#### Work instructions
Extract the complete listing and output it unchanged.

## start Dataset records

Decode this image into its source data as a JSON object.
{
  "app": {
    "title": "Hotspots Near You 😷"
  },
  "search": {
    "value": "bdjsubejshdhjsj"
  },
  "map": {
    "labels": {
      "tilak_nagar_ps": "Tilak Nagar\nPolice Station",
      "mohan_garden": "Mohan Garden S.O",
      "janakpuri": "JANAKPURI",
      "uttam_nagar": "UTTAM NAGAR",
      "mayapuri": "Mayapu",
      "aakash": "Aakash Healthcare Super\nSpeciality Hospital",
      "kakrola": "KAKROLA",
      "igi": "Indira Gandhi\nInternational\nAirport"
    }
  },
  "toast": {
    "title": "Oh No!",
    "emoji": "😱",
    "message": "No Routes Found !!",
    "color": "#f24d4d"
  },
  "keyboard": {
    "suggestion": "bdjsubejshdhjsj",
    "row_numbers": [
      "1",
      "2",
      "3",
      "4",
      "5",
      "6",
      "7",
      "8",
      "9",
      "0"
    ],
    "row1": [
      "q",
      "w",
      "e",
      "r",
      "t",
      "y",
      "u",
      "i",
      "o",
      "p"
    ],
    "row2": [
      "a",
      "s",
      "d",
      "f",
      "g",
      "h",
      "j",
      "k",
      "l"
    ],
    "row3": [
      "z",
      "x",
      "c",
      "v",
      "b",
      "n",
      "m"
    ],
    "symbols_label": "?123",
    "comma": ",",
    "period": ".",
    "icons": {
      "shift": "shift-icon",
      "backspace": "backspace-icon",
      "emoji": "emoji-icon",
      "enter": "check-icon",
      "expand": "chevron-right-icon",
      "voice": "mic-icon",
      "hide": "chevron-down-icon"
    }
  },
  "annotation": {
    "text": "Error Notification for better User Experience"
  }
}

## end Dataset records

#### Final answer
Decode this image into its source data as a JSON object.
{
  "app": {
    "title": "Hotspots Near You 😷"
  },
  "search": {
    "value": "bdjsubejshdhjsj"
  },
  "map": {
    "labels": {
      "tilak_nagar_ps": "Tilak Nagar\nPolice Station",
      "mohan_garden": "Mohan Garden S.O",
      "janakpuri": "JANAKPURI",
      "uttam_nagar": "UTTAM NAGAR",
      "mayapuri": "Mayapu",
      "aakash": "Aakash Healthcare Super\nSpeciality Hospital",
      "kakrola": "KAKROLA",
      "igi": "Indira Gandhi\nInternational\nAirport"
    }
  },
  "toast": {
    "title": "Oh No!",
    "emoji": "😱",
    "message": "No Routes Found !!",
    "color": "#f24d4d"
  },
  "keyboard": {
    "suggestion": "bdjsubejshdhjsj",
    "row_numbers": [
      "1",
      "2",
      "3",
      "4",
      "5",
      "6",
      "7",
      "8",
      "9",
      "0"
    ],
    "row1": [
      "q",
      "w",
      "e",
      "r",
      "t",
      "y",
      "u",
      "i",
      "o",
      "p"
    ],
    "row2": [
      "a",
      "s",
      "d",
      "f",
      "g",
      "h",
      "j",
      "k",
      "l"
    ],
    "row3": [
      "z",
      "x",
      "c",
      "v",
      "b",
      "n",
      "m"
    ],
    "symbols_label": "?123",
    "comma": ",",
    "period": ".",
    "icons": {
      "shift": "shift-icon",
      "backspace": "backspace-icon",
      "emoji": "emoji-icon",
      "enter": "check-icon",
      "expand": "chevron-right-icon",
      "voice": "mic-icon",
      "hide": "chevron-down-icon"
    }
  },
  "annotation": {
    "text": "Error Notification for better User Experience"
  }
}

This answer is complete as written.